Goal ▸ Repeat the data verbatim.

Entries shown ▸
● ● ● ● ● ● ●
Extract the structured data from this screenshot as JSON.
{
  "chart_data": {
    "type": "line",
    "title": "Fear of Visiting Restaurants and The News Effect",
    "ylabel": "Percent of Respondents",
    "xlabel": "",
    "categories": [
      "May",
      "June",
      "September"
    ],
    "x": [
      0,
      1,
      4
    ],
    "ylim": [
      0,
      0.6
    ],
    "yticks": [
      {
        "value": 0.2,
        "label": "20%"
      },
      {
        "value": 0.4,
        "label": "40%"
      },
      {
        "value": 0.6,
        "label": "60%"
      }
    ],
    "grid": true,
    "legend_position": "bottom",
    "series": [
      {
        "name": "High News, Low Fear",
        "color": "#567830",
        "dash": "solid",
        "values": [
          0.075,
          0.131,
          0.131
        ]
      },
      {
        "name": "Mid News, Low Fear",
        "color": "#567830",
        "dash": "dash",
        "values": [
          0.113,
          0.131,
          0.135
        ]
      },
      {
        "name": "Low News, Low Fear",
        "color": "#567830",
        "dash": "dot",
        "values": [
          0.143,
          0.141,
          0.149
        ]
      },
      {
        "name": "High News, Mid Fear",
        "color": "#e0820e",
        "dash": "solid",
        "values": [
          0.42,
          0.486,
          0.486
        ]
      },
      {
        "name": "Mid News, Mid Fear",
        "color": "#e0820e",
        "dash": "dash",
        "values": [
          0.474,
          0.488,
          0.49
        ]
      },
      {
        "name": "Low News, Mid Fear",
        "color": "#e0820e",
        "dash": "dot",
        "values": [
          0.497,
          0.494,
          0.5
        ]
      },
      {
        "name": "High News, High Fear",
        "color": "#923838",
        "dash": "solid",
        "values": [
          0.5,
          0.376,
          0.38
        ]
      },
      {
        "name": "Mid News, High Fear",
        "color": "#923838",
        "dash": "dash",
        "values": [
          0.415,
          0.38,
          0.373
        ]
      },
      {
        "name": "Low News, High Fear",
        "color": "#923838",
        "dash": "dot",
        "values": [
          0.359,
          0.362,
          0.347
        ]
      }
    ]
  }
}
● ● ● ● ● ● ●
Written response ▸
Extract the structured data from this screenshot as JSON.
{
  "chart_data": {
    "type": "line",
    "title": "Fear of Visiting Restaurants and The News Effect",
    "ylabel": "Percent of Respondents",
    "xlabel": "",
    "categories": [
      "May",
      "June",
      "September"
    ],
    "x": [
      0,
      1,
      4
    ],
    "ylim": [
      0,
      0.6
    ],
    "yticks": [
      {
        "value": 0.2,
        "label": "20%"
      },
      {
        "value": 0.4,
        "label": "40%"
      },
      {
        "value": 0.6,
        "label": "60%"
      }
    ],
    "grid": true,
    "legend_position": "bottom",
    "series": [
      {
        "name": "High News, Low Fear",
        "color": "#567830",
        "dash": "solid",
        "values": [
          0.075,
          0.131,
          0.131
        ]
      },
      {
        "name": "Mid News, Low Fear",
        "color": "#567830",
        "dash": "dash",
        "values": [
          0.113,
          0.131,
          0.135
        ]
      },
      {
        "name": "Low News, Low Fear",
        "color": "#567830",
        "dash": "dot",
        "values": [
          0.143,
          0.141,
          0.149
        ]
      },
      {
        "name": "High News, Mid Fear",
        "color": "#e0820e",
        "dash": "solid",
        "values": [
          0.42,
          0.486,
          0.486
        ]
      },
      {
        "name": "Mid News, Mid Fear",
        "color": "#e0820e",
        "dash": "dash",
        "values": [
          0.474,
          0.488,
          0.49
        ]
      },
      {
        "name": "Low News, Mid Fear",
        "color": "#e0820e",
        "dash": "dot",
        "values": [
          0.497,
          0.494,
          0.5
        ]
      },
      {
        "name": "High News, High Fear",
        "color": "#923838",
        "dash": "solid",
        "values": [
          0.5,
          0.376,
          0.38
        ]
      },
      {
        "name": "Mid News, High Fear",
        "color": "#923838",
        "dash": "dash",
        "values": [
          0.415,
          0.38,
          0.373
        ]
      },
      {
        "name": "Low News, High Fear",
        "color": "#923838",
        "dash": "dot",
        "values": [
          0.359,
          0.362,
          0.347
        ]
      }
    ]
  }
}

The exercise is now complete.